Your instructions: Quote every one of the records below word for word, leaving the pictures out of your answer.

[Records from a data collection]
------------------------------------
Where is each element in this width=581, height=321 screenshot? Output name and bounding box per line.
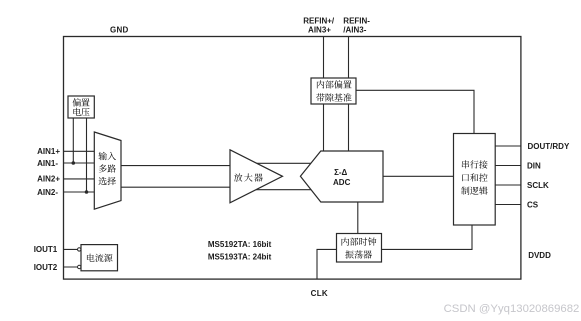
svg-text:/AIN3-: /AIN3- [343, 26, 366, 35]
wire AIN2+ pin to mux [64, 178, 96, 180]
svg-text:DOUT/RDY: DOUT/RDY [528, 142, 570, 151]
amplifier 放大器 [230, 150, 283, 203]
svg-text:ADC: ADC [333, 178, 351, 187]
wire serial logic to DOUT/RDY pin [495, 145, 521, 147]
wire bias voltage to AIN1- net [72, 117, 74, 163]
pin label CLK [311, 289, 328, 298]
wire oscillator to CLK pin [317, 249, 337, 279]
serial interface block 串行接口和控制逻辑 [454, 134, 496, 226]
wire IOUT1 pin to current source [64, 248, 82, 250]
svg-text:CLK: CLK [311, 289, 328, 298]
pin label AIN2+ [37, 175, 60, 184]
svg-text:AIN3+: AIN3+ [308, 26, 331, 35]
wire serial logic to DIN pin [495, 165, 521, 167]
pin label AIN1+ [37, 147, 60, 156]
svg-text:REFIN+/: REFIN+/ [303, 16, 335, 25]
IOUT1 terminal circle [78, 248, 81, 251]
junction dot on AIN2- [85, 190, 89, 194]
svg-text:CS: CS [527, 200, 539, 209]
svg-text:CSDN @Yyq13020869682: CSDN @Yyq13020869682 [444, 303, 580, 315]
svg-text:MS5192TA: 16bit: MS5192TA: 16bit [208, 240, 272, 249]
wire AIN2- pin to mux [64, 191, 96, 193]
bandgap reference block 内部偏置带隙基准 [311, 78, 356, 104]
clock oscillator block 内部时钟振荡器 [337, 234, 382, 263]
wire serial logic to SCLK pin [495, 184, 521, 186]
wire ADC to clock oscillator [357, 202, 359, 234]
svg-text:SCLK: SCLK [527, 181, 549, 190]
svg-text:AIN2+: AIN2+ [37, 175, 60, 184]
wire amplifier to ADC top [248, 162, 316, 164]
svg-text:DVDD: DVDD [528, 251, 551, 260]
svg-text:AIN2-: AIN2- [37, 188, 58, 197]
svg-text:IOUT1: IOUT1 [34, 245, 58, 254]
bias voltage block 偏置电压 [68, 96, 94, 118]
wire AIN1- pin to mux [64, 162, 96, 164]
pin label CS [527, 200, 539, 209]
svg-text:REFIN-: REFIN- [343, 16, 370, 25]
pin label REFIN+/AIN3+ [303, 16, 335, 34]
wire AIN1+ pin to mux [64, 150, 96, 152]
junction dot on AIN1- [72, 161, 76, 165]
pin label DVDD [528, 251, 551, 260]
watermark CSDN [444, 303, 580, 315]
pin label DOUT/RDY [528, 142, 570, 151]
input mux block 输入多路选择 [94, 132, 121, 209]
wire ADC to serial logic [383, 175, 454, 177]
svg-text:GND: GND [110, 25, 129, 34]
wire REFIN-/AIN3- pin to ADC [348, 37, 350, 153]
wire oscillator to serial logic [382, 225, 473, 249]
svg-text:AIN1-: AIN1- [37, 159, 58, 168]
IOUT2 terminal circle [78, 265, 81, 268]
sigma-delta ADC block [300, 151, 383, 202]
pin label GND [110, 25, 129, 34]
wire mux to amplifier top [120, 165, 231, 167]
pin label DIN [527, 161, 541, 170]
pin label IOUT1 [34, 245, 58, 254]
part number label MS5193TA 24bit [208, 252, 272, 261]
pin label SCLK [527, 181, 549, 190]
wire REFIN+/AIN3+ pin to ADC [323, 37, 325, 153]
current source block 电流源 [81, 245, 118, 271]
part number label MS5192TA 16bit [208, 240, 272, 249]
svg-text:AIN1+: AIN1+ [37, 147, 60, 156]
svg-text:IOUT2: IOUT2 [34, 263, 58, 272]
pin label IOUT2 [34, 263, 58, 272]
wire bias voltage to AIN2- net [86, 117, 88, 192]
wire serial logic to CS pin [495, 204, 521, 206]
svg-text:DIN: DIN [527, 161, 541, 170]
wire amplifier to ADC bottom [248, 189, 316, 191]
wire IOUT2 pin to current source [64, 266, 82, 268]
chip boundary rectangle [64, 37, 521, 280]
pin label REFIN-/AIN3- [343, 16, 370, 34]
wire mux to amplifier bottom [120, 186, 231, 188]
pin label AIN1- [37, 159, 58, 168]
svg-text:Σ-Δ: Σ-Δ [334, 168, 347, 177]
pin label AIN2- [37, 188, 58, 197]
wire bandgap reference to serial logic [356, 90, 474, 133]
svg-text:MS5193TA: 24bit: MS5193TA: 24bit [208, 252, 272, 261]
------------------------------------
Solution for this task:
Where is each element in this width=581, height=321 screenshot? Output name and bounding box per line.
svg-text:/AIN3-: /AIN3- [343, 26, 366, 35]
wire AIN2+ pin to mux [64, 178, 96, 180]
svg-text:DOUT/RDY: DOUT/RDY [528, 142, 570, 151]
amplifier 放大器 [230, 150, 283, 203]
svg-text:ADC: ADC [333, 178, 351, 187]
wire serial logic to DOUT/RDY pin [495, 145, 521, 147]
wire bias voltage to AIN1- net [72, 117, 74, 163]
pin label CLK [311, 289, 328, 298]
wire oscillator to CLK pin [317, 249, 337, 279]
serial interface block 串行接口和控制逻辑 [454, 134, 496, 226]
wire IOUT1 pin to current source [64, 248, 82, 250]
svg-text:CLK: CLK [311, 289, 328, 298]
pin label AIN2+ [37, 175, 60, 184]
svg-text:AIN3+: AIN3+ [308, 26, 331, 35]
wire serial logic to DIN pin [495, 165, 521, 167]
pin label AIN1+ [37, 147, 60, 156]
svg-text:REFIN+/: REFIN+/ [303, 16, 335, 25]
IOUT1 terminal circle [78, 248, 81, 251]
junction dot on AIN2- [85, 190, 89, 194]
svg-text:CS: CS [527, 200, 539, 209]
svg-text:CSDN @Yyq13020869682: CSDN @Yyq13020869682 [444, 303, 580, 315]
svg-text:MS5192TA: 16bit: MS5192TA: 16bit [208, 240, 272, 249]
wire AIN2- pin to mux [64, 191, 96, 193]
bandgap reference block 内部偏置带隙基准 [311, 78, 356, 104]
clock oscillator block 内部时钟振荡器 [337, 234, 382, 263]
wire serial logic to SCLK pin [495, 184, 521, 186]
wire ADC to clock oscillator [357, 202, 359, 234]
svg-text:SCLK: SCLK [527, 181, 549, 190]
svg-text:AIN2+: AIN2+ [37, 175, 60, 184]
wire amplifier to ADC top [248, 162, 316, 164]
svg-text:DVDD: DVDD [528, 251, 551, 260]
svg-text:AIN2-: AIN2- [37, 188, 58, 197]
svg-text:IOUT1: IOUT1 [34, 245, 58, 254]
bias voltage block 偏置电压 [68, 96, 94, 118]
wire AIN1- pin to mux [64, 162, 96, 164]
pin label CS [527, 200, 539, 209]
svg-text:REFIN-: REFIN- [343, 16, 370, 25]
pin label REFIN+/AIN3+ [303, 16, 335, 34]
wire AIN1+ pin to mux [64, 150, 96, 152]
junction dot on AIN1- [72, 161, 76, 165]
pin label DVDD [528, 251, 551, 260]
watermark CSDN [444, 303, 580, 315]
pin label DOUT/RDY [528, 142, 570, 151]
input mux block 输入多路选择 [94, 132, 121, 209]
wire ADC to serial logic [383, 175, 454, 177]
svg-text:GND: GND [110, 25, 129, 34]
wire REFIN-/AIN3- pin to ADC [348, 37, 350, 153]
wire oscillator to serial logic [382, 225, 473, 249]
svg-text:AIN1-: AIN1- [37, 159, 58, 168]
IOUT2 terminal circle [78, 265, 81, 268]
sigma-delta ADC block [300, 151, 383, 202]
pin label GND [110, 25, 129, 34]
wire mux to amplifier top [120, 165, 231, 167]
pin label DIN [527, 161, 541, 170]
pin label IOUT1 [34, 245, 58, 254]
part number label MS5193TA 24bit [208, 252, 272, 261]
pin label SCLK [527, 181, 549, 190]
wire REFIN+/AIN3+ pin to ADC [323, 37, 325, 153]
current source block 电流源 [81, 245, 118, 271]
part number label MS5192TA 16bit [208, 240, 272, 249]
svg-text:AIN1+: AIN1+ [37, 147, 60, 156]
svg-text:IOUT2: IOUT2 [34, 263, 58, 272]
pin label IOUT2 [34, 263, 58, 272]
wire bias voltage to AIN2- net [86, 117, 88, 192]
wire serial logic to CS pin [495, 204, 521, 206]
svg-text:DIN: DIN [527, 161, 541, 170]
wire amplifier to ADC bottom [248, 189, 316, 191]
wire IOUT2 pin to current source [64, 266, 82, 268]
chip boundary rectangle [64, 37, 521, 280]
pin label REFIN-/AIN3- [343, 16, 370, 34]
wire mux to amplifier bottom [120, 186, 231, 188]
pin label AIN1- [37, 159, 58, 168]
svg-text:Σ-Δ: Σ-Δ [334, 168, 347, 177]
pin label AIN2- [37, 188, 58, 197]
wire bandgap reference to serial logic [356, 90, 474, 133]
svg-text:MS5193TA: 24bit: MS5193TA: 24bit [208, 252, 272, 261]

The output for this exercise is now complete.